— Start Task input —

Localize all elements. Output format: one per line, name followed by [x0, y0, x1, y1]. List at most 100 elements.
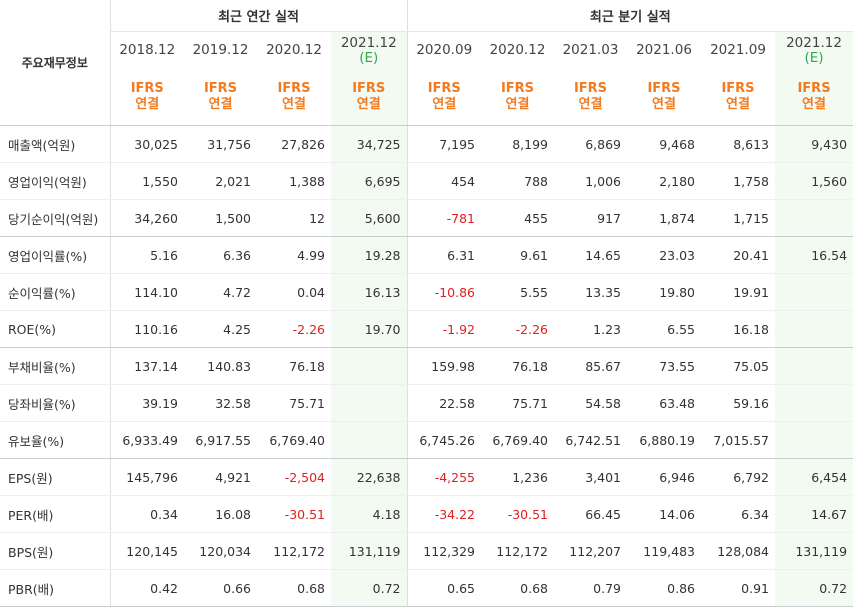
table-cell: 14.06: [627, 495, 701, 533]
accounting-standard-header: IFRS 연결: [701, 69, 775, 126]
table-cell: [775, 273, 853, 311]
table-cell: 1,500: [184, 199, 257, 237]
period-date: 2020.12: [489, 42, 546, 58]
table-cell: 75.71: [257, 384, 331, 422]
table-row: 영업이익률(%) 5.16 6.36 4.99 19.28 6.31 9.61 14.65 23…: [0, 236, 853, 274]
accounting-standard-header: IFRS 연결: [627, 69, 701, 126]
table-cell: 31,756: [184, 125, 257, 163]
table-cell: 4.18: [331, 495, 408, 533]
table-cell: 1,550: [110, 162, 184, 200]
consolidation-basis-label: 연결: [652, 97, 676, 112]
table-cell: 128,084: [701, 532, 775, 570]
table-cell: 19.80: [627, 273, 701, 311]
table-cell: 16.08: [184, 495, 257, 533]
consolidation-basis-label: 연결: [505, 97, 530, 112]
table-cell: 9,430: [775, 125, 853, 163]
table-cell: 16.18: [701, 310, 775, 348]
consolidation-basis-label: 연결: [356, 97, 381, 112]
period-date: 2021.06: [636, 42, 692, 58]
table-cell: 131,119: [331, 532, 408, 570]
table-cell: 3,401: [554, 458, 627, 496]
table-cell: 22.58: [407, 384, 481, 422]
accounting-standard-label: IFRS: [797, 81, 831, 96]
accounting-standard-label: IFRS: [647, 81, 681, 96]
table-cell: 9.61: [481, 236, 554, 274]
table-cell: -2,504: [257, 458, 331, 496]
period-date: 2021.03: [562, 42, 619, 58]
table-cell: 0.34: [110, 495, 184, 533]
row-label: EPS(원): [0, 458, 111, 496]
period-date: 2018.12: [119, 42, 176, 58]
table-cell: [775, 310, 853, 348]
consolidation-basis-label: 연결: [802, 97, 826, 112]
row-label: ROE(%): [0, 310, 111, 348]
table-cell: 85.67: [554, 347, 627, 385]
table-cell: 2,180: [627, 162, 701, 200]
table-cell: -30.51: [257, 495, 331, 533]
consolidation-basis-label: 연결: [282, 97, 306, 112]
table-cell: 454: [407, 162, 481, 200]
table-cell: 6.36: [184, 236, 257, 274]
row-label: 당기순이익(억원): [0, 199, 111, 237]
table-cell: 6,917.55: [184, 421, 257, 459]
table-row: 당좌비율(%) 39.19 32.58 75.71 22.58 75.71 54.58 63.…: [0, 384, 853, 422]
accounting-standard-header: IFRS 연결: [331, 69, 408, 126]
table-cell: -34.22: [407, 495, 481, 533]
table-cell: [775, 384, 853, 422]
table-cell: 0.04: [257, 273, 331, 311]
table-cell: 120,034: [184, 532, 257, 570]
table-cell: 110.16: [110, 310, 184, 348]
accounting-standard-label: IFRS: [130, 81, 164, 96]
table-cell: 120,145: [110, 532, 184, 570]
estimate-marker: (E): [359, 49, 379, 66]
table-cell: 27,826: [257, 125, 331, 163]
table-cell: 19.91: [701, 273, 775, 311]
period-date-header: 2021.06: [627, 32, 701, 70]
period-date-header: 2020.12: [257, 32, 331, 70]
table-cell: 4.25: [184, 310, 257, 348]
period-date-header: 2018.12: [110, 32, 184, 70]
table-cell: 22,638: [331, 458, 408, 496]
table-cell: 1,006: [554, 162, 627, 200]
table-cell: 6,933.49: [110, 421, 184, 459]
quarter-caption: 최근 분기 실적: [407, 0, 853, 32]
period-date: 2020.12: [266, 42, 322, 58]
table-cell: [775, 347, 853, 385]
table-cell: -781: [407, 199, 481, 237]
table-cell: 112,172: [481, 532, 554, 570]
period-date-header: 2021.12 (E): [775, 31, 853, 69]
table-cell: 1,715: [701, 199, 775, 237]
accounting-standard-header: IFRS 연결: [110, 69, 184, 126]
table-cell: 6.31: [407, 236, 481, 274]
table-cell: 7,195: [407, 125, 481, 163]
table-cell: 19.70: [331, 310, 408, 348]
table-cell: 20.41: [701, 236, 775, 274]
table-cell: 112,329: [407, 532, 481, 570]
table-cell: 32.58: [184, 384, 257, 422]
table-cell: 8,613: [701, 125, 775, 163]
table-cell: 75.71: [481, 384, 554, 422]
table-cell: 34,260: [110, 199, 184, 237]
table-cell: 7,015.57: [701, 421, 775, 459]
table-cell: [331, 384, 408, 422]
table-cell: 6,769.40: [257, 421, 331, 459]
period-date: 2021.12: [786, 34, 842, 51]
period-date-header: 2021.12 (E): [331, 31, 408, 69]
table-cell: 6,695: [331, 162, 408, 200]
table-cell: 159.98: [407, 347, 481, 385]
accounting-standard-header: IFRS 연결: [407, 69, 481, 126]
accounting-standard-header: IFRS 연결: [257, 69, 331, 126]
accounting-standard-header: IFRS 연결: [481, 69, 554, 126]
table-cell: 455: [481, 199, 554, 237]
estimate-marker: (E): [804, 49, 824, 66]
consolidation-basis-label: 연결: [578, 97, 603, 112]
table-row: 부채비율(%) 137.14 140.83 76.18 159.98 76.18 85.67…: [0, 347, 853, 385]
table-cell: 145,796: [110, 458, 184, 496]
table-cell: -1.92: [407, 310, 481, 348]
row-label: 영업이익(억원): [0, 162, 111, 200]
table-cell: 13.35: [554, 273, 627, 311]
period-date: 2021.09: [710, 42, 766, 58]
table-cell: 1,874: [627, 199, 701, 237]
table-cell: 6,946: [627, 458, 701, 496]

— End Task input —
— Start Task input —

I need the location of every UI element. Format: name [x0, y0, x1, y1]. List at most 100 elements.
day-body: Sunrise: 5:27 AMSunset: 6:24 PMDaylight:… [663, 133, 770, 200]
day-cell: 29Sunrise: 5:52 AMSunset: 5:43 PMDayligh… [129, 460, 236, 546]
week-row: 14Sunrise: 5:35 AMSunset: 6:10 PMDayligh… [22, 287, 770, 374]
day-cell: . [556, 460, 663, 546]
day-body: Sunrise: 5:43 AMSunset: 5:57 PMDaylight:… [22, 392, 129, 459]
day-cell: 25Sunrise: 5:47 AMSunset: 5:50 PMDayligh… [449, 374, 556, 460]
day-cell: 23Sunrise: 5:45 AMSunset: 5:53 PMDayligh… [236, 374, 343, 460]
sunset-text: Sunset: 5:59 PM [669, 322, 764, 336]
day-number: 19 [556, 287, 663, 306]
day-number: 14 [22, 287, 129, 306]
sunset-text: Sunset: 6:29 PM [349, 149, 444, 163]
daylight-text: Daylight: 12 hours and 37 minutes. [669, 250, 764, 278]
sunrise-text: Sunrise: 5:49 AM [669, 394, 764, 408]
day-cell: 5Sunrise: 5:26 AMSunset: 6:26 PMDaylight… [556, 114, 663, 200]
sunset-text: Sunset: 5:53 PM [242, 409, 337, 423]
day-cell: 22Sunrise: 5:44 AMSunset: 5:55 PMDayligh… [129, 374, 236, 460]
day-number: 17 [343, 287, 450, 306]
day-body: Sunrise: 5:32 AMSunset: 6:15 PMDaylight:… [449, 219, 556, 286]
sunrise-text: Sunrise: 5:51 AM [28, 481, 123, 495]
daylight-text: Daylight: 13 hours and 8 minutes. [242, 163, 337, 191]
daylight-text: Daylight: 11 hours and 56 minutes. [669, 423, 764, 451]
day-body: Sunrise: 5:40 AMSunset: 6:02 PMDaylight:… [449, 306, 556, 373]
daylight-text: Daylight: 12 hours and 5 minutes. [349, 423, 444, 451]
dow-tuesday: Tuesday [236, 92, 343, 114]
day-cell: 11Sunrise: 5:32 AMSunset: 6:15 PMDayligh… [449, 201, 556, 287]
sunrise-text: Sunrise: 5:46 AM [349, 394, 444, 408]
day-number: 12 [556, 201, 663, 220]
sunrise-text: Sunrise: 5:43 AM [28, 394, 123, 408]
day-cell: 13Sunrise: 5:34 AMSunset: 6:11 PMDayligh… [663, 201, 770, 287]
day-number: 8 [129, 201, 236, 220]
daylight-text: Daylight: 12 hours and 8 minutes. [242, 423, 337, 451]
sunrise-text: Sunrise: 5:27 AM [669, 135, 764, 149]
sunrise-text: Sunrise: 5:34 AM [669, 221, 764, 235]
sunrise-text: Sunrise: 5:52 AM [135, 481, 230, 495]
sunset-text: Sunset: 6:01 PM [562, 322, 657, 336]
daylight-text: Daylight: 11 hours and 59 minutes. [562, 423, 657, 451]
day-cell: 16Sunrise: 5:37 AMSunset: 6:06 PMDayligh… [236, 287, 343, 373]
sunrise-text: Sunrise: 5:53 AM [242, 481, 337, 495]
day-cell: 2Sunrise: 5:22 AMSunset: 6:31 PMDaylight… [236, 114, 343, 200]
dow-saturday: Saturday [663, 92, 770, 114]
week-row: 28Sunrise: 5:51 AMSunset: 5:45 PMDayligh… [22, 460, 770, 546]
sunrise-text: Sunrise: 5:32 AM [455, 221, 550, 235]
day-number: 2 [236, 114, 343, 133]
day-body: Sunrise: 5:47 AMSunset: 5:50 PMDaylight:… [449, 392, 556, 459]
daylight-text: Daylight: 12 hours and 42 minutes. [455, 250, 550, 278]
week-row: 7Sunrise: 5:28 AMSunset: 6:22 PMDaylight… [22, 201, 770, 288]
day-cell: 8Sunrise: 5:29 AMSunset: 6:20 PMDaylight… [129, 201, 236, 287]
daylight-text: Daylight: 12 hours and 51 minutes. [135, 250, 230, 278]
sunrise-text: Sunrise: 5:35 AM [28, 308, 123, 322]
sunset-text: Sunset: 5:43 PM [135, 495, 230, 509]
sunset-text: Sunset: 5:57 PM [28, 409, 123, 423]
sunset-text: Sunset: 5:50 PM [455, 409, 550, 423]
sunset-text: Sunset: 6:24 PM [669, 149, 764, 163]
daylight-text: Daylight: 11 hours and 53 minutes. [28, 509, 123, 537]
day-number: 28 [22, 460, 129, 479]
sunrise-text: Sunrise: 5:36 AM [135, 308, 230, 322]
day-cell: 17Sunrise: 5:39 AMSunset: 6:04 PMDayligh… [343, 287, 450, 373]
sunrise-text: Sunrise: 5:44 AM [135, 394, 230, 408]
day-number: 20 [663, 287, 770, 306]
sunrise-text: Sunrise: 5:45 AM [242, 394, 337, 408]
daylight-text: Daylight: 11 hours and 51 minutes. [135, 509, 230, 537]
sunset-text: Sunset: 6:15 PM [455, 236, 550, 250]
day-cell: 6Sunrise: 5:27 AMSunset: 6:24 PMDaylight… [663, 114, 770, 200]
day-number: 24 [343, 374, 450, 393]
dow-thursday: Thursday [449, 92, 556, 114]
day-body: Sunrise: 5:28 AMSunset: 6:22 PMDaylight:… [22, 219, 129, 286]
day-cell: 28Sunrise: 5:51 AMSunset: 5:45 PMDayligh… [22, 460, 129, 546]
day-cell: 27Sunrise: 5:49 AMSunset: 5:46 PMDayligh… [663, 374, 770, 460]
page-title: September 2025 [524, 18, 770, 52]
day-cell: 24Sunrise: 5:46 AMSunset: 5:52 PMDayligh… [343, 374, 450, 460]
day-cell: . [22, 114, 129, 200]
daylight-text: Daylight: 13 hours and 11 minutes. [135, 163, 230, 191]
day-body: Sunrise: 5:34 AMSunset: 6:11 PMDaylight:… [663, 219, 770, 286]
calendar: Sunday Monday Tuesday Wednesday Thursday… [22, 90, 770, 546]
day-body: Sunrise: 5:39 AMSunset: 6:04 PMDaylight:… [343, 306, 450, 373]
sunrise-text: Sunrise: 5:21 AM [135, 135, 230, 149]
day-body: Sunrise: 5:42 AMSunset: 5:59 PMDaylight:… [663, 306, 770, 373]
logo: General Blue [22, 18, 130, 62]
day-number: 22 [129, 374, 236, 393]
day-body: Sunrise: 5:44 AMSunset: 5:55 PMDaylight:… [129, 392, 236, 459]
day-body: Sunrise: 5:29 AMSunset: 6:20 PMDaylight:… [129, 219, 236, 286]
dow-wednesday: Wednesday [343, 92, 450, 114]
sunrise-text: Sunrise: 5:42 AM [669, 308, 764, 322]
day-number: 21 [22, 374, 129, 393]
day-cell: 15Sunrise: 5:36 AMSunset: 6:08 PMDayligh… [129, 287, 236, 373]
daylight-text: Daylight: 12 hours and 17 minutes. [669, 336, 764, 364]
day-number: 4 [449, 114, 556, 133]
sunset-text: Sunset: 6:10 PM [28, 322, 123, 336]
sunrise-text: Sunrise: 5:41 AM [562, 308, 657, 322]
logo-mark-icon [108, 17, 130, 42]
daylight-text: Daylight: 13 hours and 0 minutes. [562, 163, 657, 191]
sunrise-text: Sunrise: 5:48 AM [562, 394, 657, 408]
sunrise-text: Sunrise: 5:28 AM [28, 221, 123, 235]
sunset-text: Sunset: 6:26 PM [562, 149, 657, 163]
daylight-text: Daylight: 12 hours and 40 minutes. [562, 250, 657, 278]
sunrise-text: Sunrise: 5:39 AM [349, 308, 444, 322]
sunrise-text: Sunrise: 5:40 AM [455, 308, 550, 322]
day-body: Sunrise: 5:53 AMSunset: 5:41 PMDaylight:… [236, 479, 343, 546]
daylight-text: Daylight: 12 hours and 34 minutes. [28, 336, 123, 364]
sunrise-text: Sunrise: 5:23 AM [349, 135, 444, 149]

— End Task input —

[Exercise instructions]: In the rows from the line with "I need the location" to the line with "day-body: Sunrise: 5:40", switch "daylight-text" to "daylight-label" and give only those lines again, with nothing else changed.

[Exercise result]:
I need the location of every UI element. Format: name [x0, y0, x1, y1]. List at most 100 elements.
day-body: Sunrise: 5:27 AMSunset: 6:24 PMDaylight:… [663, 133, 770, 200]
day-cell: 29Sunrise: 5:52 AMSunset: 5:43 PMDayligh… [129, 460, 236, 546]
week-row: 14Sunrise: 5:35 AMSunset: 6:10 PMDayligh… [22, 287, 770, 374]
day-cell: . [556, 460, 663, 546]
day-body: Sunrise: 5:43 AMSunset: 5:57 PMDaylight:… [22, 392, 129, 459]
day-cell: 25Sunrise: 5:47 AMSunset: 5:50 PMDayligh… [449, 374, 556, 460]
day-cell: 23Sunrise: 5:45 AMSunset: 5:53 PMDayligh… [236, 374, 343, 460]
sunset-text: Sunset: 5:59 PM [669, 322, 764, 336]
day-number: 19 [556, 287, 663, 306]
day-number: 14 [22, 287, 129, 306]
sunset-text: Sunset: 6:29 PM [349, 149, 444, 163]
daylight-label: Daylight: 12 hours and 37 minutes. [669, 250, 764, 278]
sunrise-text: Sunrise: 5:49 AM [669, 394, 764, 408]
day-cell: 5Sunrise: 5:26 AMSunset: 6:26 PMDaylight… [556, 114, 663, 200]
sunset-text: Sunset: 5:53 PM [242, 409, 337, 423]
day-cell: 22Sunrise: 5:44 AMSunset: 5:55 PMDayligh… [129, 374, 236, 460]
day-number: 17 [343, 287, 450, 306]
day-body: Sunrise: 5:32 AMSunset: 6:15 PMDaylight:… [449, 219, 556, 286]
sunrise-text: Sunrise: 5:51 AM [28, 481, 123, 495]
daylight-label: Daylight: 13 hours and 8 minutes. [242, 163, 337, 191]
daylight-label: Daylight: 11 hours and 56 minutes. [669, 423, 764, 451]
day-body: Sunrise: 5:40 AMSunset: 6:02 PMDaylight:… [449, 306, 556, 373]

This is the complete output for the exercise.